• **What is needed**: Find every line of the listing below where "extracted" appears, and copy it.

┄┄┄┄┄┄

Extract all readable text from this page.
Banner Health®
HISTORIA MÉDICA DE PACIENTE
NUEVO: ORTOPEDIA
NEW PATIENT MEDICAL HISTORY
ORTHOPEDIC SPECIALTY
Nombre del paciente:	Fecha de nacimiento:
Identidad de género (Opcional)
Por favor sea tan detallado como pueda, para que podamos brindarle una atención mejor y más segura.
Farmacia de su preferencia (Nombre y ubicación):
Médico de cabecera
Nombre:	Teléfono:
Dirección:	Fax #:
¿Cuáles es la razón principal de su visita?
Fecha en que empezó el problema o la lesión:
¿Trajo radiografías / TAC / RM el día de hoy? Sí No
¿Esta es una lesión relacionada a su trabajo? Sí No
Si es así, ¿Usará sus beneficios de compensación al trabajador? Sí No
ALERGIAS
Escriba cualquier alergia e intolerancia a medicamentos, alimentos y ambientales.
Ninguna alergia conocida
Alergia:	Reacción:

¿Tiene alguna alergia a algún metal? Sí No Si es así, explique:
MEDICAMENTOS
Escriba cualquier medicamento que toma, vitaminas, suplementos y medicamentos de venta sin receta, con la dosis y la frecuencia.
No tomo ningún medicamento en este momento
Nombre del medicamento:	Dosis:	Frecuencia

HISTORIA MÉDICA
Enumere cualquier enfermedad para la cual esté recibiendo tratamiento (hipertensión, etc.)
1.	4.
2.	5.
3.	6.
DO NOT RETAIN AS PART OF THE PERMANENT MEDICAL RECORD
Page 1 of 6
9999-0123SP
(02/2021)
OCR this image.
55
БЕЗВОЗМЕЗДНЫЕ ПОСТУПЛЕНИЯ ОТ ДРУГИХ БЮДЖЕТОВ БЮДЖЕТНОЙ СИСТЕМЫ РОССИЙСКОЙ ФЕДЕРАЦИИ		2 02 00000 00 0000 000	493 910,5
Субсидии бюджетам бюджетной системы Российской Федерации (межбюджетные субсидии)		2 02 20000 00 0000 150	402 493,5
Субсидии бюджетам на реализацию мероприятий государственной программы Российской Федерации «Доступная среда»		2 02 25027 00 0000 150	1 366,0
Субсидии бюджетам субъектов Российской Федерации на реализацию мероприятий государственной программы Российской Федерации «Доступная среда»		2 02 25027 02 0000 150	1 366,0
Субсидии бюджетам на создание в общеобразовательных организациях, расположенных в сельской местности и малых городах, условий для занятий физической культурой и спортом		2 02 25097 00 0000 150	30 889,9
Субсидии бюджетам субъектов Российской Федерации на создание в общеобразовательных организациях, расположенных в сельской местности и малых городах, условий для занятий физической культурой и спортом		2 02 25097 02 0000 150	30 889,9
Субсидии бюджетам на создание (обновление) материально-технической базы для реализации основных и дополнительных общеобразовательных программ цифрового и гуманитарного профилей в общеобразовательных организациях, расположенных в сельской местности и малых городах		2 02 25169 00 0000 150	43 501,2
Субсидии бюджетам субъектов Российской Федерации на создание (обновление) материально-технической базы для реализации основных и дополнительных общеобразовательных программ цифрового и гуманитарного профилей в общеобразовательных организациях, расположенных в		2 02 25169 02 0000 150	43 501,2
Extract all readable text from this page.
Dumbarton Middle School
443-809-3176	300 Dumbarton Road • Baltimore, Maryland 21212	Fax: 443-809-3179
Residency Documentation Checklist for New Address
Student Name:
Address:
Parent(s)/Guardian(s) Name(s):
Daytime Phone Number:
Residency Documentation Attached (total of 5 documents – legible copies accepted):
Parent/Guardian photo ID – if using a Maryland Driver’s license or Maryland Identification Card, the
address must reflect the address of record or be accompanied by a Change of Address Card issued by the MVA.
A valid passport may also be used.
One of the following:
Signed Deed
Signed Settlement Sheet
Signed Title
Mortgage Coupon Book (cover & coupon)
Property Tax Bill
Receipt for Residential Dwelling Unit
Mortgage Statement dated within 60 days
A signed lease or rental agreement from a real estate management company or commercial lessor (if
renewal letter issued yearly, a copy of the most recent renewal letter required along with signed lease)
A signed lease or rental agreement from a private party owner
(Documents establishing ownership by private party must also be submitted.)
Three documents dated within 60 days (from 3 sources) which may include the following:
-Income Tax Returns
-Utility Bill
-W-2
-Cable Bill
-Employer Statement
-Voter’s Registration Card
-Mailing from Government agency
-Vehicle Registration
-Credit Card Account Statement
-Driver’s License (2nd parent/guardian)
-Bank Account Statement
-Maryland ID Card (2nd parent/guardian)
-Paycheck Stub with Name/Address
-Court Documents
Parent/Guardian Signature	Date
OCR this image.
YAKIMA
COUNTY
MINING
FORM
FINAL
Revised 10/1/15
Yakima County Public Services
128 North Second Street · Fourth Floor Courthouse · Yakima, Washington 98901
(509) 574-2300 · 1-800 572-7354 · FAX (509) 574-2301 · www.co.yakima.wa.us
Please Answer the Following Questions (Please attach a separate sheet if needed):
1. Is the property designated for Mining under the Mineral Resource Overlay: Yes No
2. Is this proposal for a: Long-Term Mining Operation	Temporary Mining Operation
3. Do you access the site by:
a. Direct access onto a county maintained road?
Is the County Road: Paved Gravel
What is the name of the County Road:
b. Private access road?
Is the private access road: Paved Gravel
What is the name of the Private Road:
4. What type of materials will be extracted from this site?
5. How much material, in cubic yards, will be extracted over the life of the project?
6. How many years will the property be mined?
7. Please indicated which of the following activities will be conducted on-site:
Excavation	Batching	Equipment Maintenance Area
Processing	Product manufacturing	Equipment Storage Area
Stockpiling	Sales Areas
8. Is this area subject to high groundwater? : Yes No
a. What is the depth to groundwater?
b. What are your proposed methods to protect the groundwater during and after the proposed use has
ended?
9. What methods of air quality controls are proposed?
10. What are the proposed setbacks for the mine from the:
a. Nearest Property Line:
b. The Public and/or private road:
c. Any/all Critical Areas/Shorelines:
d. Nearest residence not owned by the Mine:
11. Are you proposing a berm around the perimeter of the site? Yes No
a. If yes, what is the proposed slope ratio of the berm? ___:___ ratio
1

┄┄┄┄┄┄

• **Expected answer**:
4. What type of materials will be extracted from this site?
5. How much material, in cubic yards, will be extracted over the life of the project?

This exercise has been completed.